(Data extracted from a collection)
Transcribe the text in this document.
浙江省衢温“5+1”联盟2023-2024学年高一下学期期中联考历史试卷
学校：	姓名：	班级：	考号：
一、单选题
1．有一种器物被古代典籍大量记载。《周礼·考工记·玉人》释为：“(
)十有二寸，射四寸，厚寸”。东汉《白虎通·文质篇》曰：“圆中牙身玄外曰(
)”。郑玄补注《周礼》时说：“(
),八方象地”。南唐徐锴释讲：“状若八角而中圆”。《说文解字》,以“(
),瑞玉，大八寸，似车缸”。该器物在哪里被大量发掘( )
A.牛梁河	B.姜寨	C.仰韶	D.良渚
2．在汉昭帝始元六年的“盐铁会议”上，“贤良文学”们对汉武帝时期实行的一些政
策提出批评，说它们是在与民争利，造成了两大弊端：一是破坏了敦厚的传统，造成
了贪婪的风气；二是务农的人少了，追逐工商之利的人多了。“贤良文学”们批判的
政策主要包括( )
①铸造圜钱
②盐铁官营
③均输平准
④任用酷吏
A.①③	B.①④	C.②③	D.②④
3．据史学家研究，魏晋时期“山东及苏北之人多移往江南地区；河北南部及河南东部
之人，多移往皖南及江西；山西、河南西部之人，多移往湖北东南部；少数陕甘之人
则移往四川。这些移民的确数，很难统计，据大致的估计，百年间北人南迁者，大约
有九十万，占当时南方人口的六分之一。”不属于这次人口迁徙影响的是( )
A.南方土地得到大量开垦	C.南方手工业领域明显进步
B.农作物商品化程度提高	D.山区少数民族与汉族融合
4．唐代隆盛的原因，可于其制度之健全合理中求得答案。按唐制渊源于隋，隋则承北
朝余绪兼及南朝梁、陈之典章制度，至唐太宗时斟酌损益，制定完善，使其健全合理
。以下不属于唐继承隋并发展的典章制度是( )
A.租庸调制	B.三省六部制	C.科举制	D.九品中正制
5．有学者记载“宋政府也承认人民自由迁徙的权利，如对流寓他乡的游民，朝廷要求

• Goal: Extract all of the data exactly as written.

• Right answer:
Transcribe the text in this document.
浙江省衢温“5+1”联盟2023-2024学年高一下学期期中联考历史试卷
学校：	姓名：	班级：	考号：
一、单选题
1．有一种器物被古代典籍大量记载。《周礼·考工记·玉人》释为：“(
)十有二寸，射四寸，厚寸”。东汉《白虎通·文质篇》曰：“圆中牙身玄外曰(
)”。郑玄补注《周礼》时说：“(
),八方象地”。南唐徐锴释讲：“状若八角而中圆”。《说文解字》,以“(
),瑞玉，大八寸，似车缸”。该器物在哪里被大量发掘( )
A.牛梁河	B.姜寨	C.仰韶	D.良渚
2．在汉昭帝始元六年的“盐铁会议”上，“贤良文学”们对汉武帝时期实行的一些政
策提出批评，说它们是在与民争利，造成了两大弊端：一是破坏了敦厚的传统，造成
了贪婪的风气；二是务农的人少了，追逐工商之利的人多了。“贤良文学”们批判的
政策主要包括( )
①铸造圜钱
②盐铁官营
③均输平准
④任用酷吏
A.①③	B.①④	C.②③	D.②④
3．据史学家研究，魏晋时期“山东及苏北之人多移往江南地区；河北南部及河南东部
之人，多移往皖南及江西；山西、河南西部之人，多移往湖北东南部；少数陕甘之人
则移往四川。这些移民的确数，很难统计，据大致的估计，百年间北人南迁者，大约
有九十万，占当时南方人口的六分之一。”不属于这次人口迁徙影响的是( )
A.南方土地得到大量开垦	C.南方手工业领域明显进步
B.农作物商品化程度提高	D.山区少数民族与汉族融合
4．唐代隆盛的原因，可于其制度之健全合理中求得答案。按唐制渊源于隋，隋则承北
朝余绪兼及南朝梁、陈之典章制度，至唐太宗时斟酌损益，制定完善，使其健全合理
。以下不属于唐继承隋并发展的典章制度是( )
A.租庸调制	B.三省六部制	C.科举制	D.九品中正制
5．有学者记载“宋政府也承认人民自由迁徙的权利，如对流寓他乡的游民，朝廷要求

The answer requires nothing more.